- [Records from a data collection]:
START

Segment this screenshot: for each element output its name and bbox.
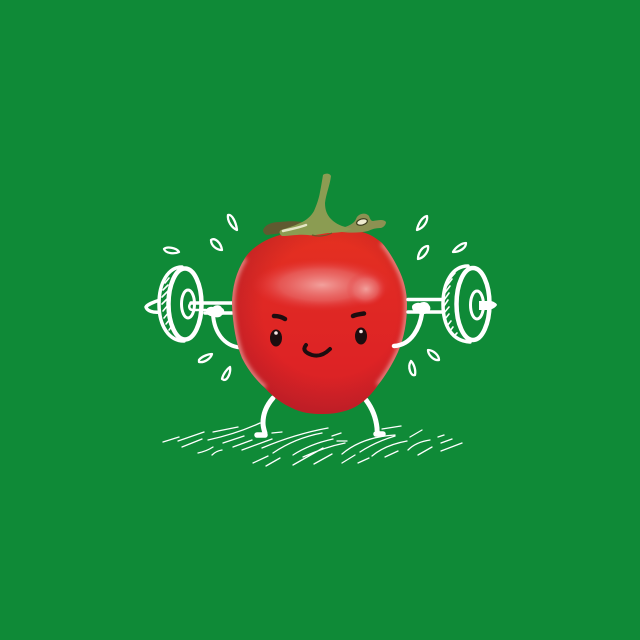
left wheel face — [168, 268, 202, 340]
right barbell — [394, 266, 497, 346]
stem and calyx body — [280, 174, 352, 236]
highlight — [261, 262, 380, 308]
left barbell — [146, 267, 240, 348]
tomato body — [232, 232, 407, 414]
tomato — [232, 232, 407, 414]
right wheel hatch — [444, 273, 457, 336]
right eyebrow — [353, 314, 364, 316]
right end cap — [479, 301, 497, 310]
stem and calyx — [263, 174, 386, 236]
right wheel face — [456, 268, 490, 340]
left hand — [206, 305, 224, 317]
left eye — [270, 330, 282, 346]
bright spot — [354, 276, 383, 304]
right bar — [408, 300, 445, 312]
left foot — [257, 432, 265, 438]
left eyebrow — [274, 316, 285, 319]
right arm — [394, 313, 422, 346]
dark sepal left — [263, 221, 302, 235]
left wheel hatch — [162, 278, 172, 330]
left end cap — [146, 300, 161, 312]
dark underside — [312, 233, 332, 236]
left leg — [263, 398, 273, 433]
left wheel back — [159, 267, 184, 341]
right leg — [366, 400, 378, 433]
illustration: tomato weightlifter — [144, 174, 497, 467]
edge and lower shading — [232, 232, 386, 414]
right hand — [412, 302, 430, 314]
sweat drops — [164, 215, 466, 380]
right wheel back — [443, 266, 470, 342]
left hub — [182, 290, 194, 318]
ground hatching — [163, 423, 462, 466]
right sepal — [342, 214, 386, 233]
face — [270, 314, 367, 356]
right hub — [470, 291, 484, 319]
pale rim — [232, 243, 407, 388]
right foot — [376, 431, 383, 437]
sepal curl — [356, 218, 368, 226]
left bar — [191, 303, 232, 313]
smile — [304, 345, 330, 356]
left arm — [213, 314, 240, 348]
calyx pale edge — [283, 225, 306, 231]
right eye — [355, 328, 367, 344]
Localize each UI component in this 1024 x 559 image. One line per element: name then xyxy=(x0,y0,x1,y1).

END

- [What is asked]: Rewrite the stretch of the material from the line containing "left wheel face — [168, 268, 202, 340]" through the line containing "left leg — [263, 398, 273, 433]", substituting "dumbbell" for "barbell" and leaving everything else unchanged.

- [Task response]:
left wheel face — [168, 268, 202, 340]
right dumbbell — [394, 266, 497, 346]
stem and calyx body — [280, 174, 352, 236]
highlight — [261, 262, 380, 308]
left dumbbell — [146, 267, 240, 348]
tomato body — [232, 232, 407, 414]
tomato — [232, 232, 407, 414]
right wheel hatch — [444, 273, 457, 336]
right eyebrow — [353, 314, 364, 316]
right end cap — [479, 301, 497, 310]
stem and calyx — [263, 174, 386, 236]
right wheel face — [456, 268, 490, 340]
left hand — [206, 305, 224, 317]
left eye — [270, 330, 282, 346]
bright spot — [354, 276, 383, 304]
right bar — [408, 300, 445, 312]
left foot — [257, 432, 265, 438]
left eyebrow — [274, 316, 285, 319]
right arm — [394, 313, 422, 346]
dark sepal left — [263, 221, 302, 235]
left wheel hatch — [162, 278, 172, 330]
left end cap — [146, 300, 161, 312]
dark underside — [312, 233, 332, 236]
left leg — [263, 398, 273, 433]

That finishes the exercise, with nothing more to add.